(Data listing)

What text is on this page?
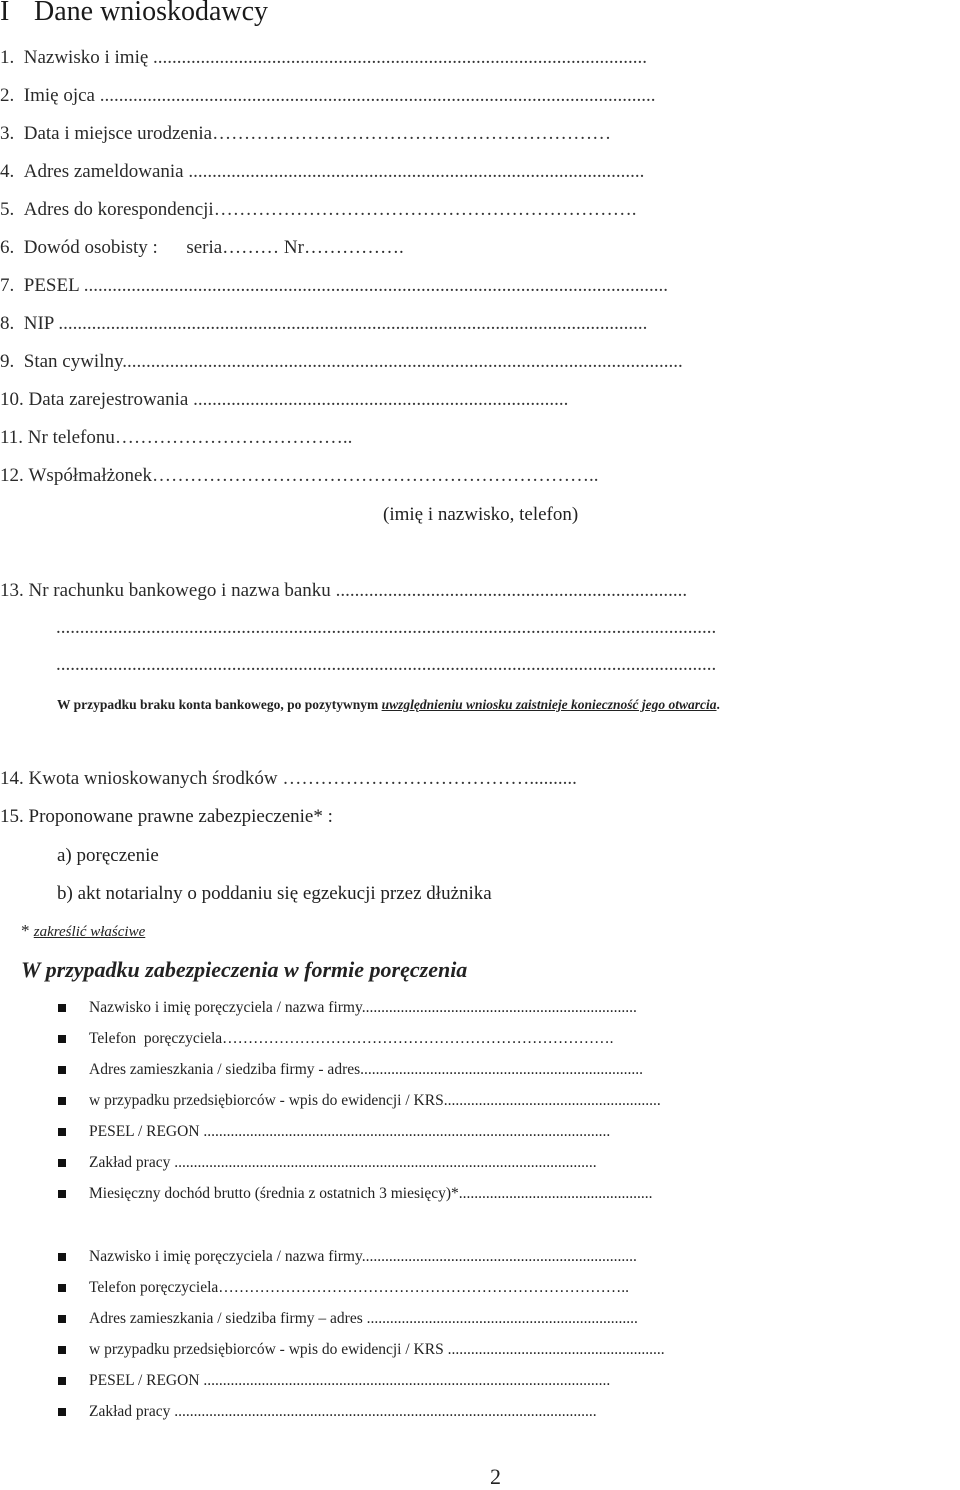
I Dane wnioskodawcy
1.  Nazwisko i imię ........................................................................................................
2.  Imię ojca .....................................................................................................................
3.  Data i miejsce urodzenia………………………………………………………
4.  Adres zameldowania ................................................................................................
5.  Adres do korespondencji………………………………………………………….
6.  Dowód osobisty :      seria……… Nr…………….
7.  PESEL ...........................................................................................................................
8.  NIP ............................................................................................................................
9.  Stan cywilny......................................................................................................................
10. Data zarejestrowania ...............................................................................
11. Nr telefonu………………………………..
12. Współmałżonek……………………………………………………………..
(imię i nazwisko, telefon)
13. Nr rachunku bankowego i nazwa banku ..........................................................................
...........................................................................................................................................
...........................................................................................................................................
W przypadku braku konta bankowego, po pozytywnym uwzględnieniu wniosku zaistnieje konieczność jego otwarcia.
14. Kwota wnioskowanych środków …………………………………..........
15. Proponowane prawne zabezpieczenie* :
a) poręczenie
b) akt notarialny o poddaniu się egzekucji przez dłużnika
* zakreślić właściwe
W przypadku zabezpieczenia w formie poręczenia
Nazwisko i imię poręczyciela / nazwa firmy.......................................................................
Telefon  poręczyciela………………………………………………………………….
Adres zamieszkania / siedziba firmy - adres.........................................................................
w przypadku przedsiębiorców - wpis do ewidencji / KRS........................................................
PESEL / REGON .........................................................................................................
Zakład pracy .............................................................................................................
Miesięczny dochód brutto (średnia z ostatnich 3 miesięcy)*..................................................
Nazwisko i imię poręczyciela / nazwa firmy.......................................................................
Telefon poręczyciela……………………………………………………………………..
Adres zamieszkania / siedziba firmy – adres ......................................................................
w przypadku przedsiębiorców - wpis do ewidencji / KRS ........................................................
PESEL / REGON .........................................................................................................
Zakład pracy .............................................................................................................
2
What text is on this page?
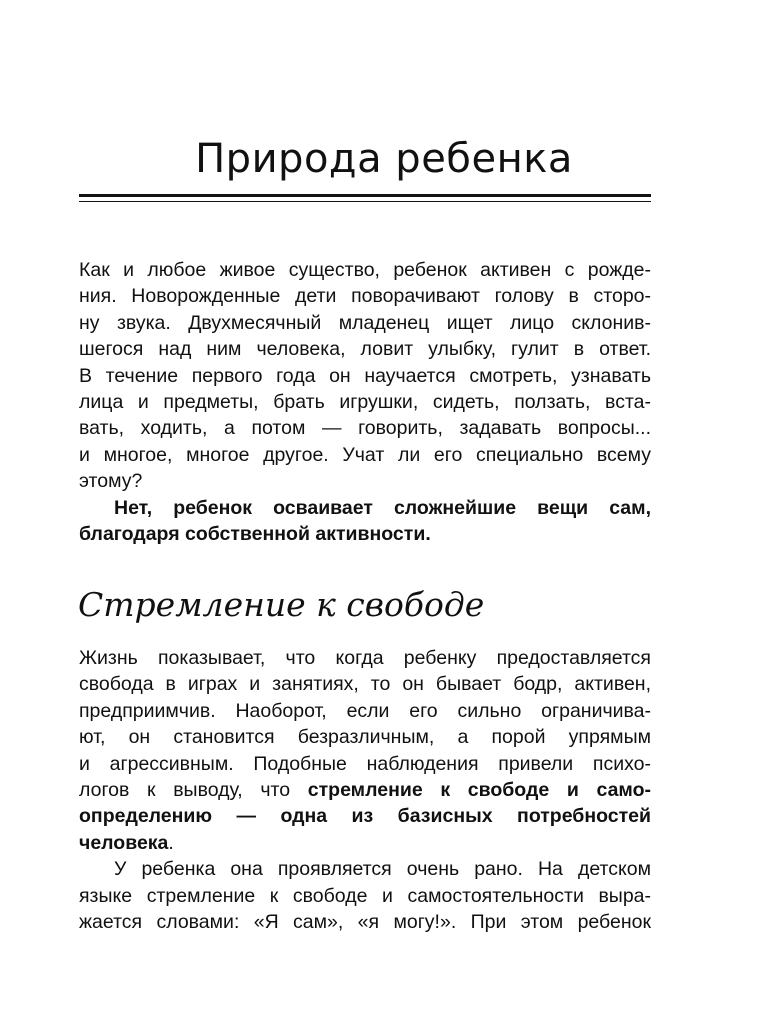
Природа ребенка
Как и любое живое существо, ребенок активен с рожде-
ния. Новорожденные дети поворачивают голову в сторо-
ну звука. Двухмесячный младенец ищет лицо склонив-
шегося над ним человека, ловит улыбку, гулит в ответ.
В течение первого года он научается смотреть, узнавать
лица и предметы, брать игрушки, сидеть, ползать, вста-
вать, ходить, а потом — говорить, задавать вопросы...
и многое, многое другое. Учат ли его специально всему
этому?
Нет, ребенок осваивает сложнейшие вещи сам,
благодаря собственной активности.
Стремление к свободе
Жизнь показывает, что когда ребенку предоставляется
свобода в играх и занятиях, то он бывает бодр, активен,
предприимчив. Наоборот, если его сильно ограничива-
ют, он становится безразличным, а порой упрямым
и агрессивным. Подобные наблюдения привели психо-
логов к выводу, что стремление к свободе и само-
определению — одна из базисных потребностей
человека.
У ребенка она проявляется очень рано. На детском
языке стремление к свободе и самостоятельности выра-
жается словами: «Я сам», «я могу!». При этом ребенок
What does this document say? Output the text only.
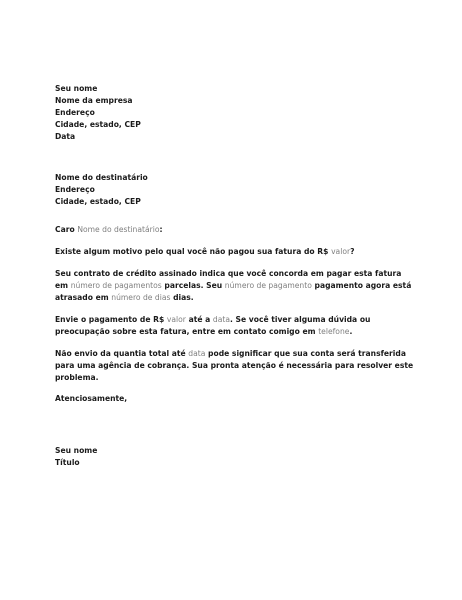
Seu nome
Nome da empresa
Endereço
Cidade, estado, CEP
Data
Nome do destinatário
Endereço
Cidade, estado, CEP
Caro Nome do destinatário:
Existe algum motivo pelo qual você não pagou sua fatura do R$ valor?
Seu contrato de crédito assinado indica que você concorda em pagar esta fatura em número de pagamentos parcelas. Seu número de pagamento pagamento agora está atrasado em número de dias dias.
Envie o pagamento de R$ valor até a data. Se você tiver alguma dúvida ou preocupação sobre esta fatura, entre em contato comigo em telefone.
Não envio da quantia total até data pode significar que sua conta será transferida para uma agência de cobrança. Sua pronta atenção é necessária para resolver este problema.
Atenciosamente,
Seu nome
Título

### What you need to do
Your task is to return the entries above exactly, with no pictures.

### Answer for the task
What text is on this page?
I Dane wnioskodawcy
1.  Nazwisko i imię ........................................................................................................
2.  Imię ojca .....................................................................................................................
3.  Data i miejsce urodzenia………………………………………………………
4.  Adres zameldowania ................................................................................................
5.  Adres do korespondencji………………………………………………………….
6.  Dowód osobisty :      seria……… Nr…………….
7.  PESEL ...........................................................................................................................
8.  NIP ............................................................................................................................
9.  Stan cywilny......................................................................................................................
10. Data zarejestrowania ...............................................................................
11. Nr telefonu………………………………..
12. Współmałżonek……………………………………………………………..
(imię i nazwisko, telefon)
13. Nr rachunku bankowego i nazwa banku ..........................................................................
...........................................................................................................................................
...........................................................................................................................................
W przypadku braku konta bankowego, po pozytywnym uwzględnieniu wniosku zaistnieje konieczność jego otwarcia.
14. Kwota wnioskowanych środków …………………………………..........
15. Proponowane prawne zabezpieczenie* :
a) poręczenie
b) akt notarialny o poddaniu się egzekucji przez dłużnika
* zakreślić właściwe
W przypadku zabezpieczenia w formie poręczenia
Nazwisko i imię poręczyciela / nazwa firmy.......................................................................
Telefon  poręczyciela………………………………………………………………….
Adres zamieszkania / siedziba firmy - adres.........................................................................
w przypadku przedsiębiorców - wpis do ewidencji / KRS........................................................
PESEL / REGON .........................................................................................................
Zakład pracy .............................................................................................................
Miesięczny dochód brutto (średnia z ostatnich 3 miesięcy)*..................................................
Nazwisko i imię poręczyciela / nazwa firmy.......................................................................
Telefon poręczyciela……………………………………………………………………..
Adres zamieszkania / siedziba firmy – adres ......................................................................
w przypadku przedsiębiorców - wpis do ewidencji / KRS ........................................................
PESEL / REGON .........................................................................................................
Zakład pracy .............................................................................................................
2
What text is on this page?
Природа ребенка
Как и любое живое существо, ребенок активен с рожде-
ния. Новорожденные дети поворачивают голову в сторо-
ну звука. Двухмесячный младенец ищет лицо склонив-
шегося над ним человека, ловит улыбку, гулит в ответ.
В течение первого года он научается смотреть, узнавать
лица и предметы, брать игрушки, сидеть, ползать, вста-
вать, ходить, а потом — говорить, задавать вопросы...
и многое, многое другое. Учат ли его специально всему
этому?
Нет, ребенок осваивает сложнейшие вещи сам,
благодаря собственной активности.
Стремление к свободе
Жизнь показывает, что когда ребенку предоставляется
свобода в играх и занятиях, то он бывает бодр, активен,
предприимчив. Наоборот, если его сильно ограничива-
ют, он становится безразличным, а порой упрямым
и агрессивным. Подобные наблюдения привели психо-
логов к выводу, что стремление к свободе и само-
определению — одна из базисных потребностей
человека.
У ребенка она проявляется очень рано. На детском
языке стремление к свободе и самостоятельности выра-
жается словами: «Я сам», «я могу!». При этом ребенок
What does this document say? Output the text only.
Seu nome
Nome da empresa
Endereço
Cidade, estado, CEP
Data
Nome do destinatário
Endereço
Cidade, estado, CEP
Caro Nome do destinatário:
Existe algum motivo pelo qual você não pagou sua fatura do R$ valor?
Seu contrato de crédito assinado indica que você concorda em pagar esta fatura em número de pagamentos parcelas. Seu número de pagamento pagamento agora está atrasado em número de dias dias.
Envie o pagamento de R$ valor até a data. Se você tiver alguma dúvida ou preocupação sobre esta fatura, entre em contato comigo em telefone.
Não envio da quantia total até data pode significar que sua conta será transferida para uma agência de cobrança. Sua pronta atenção é necessária para resolver este problema.
Atenciosamente,
Seu nome
Título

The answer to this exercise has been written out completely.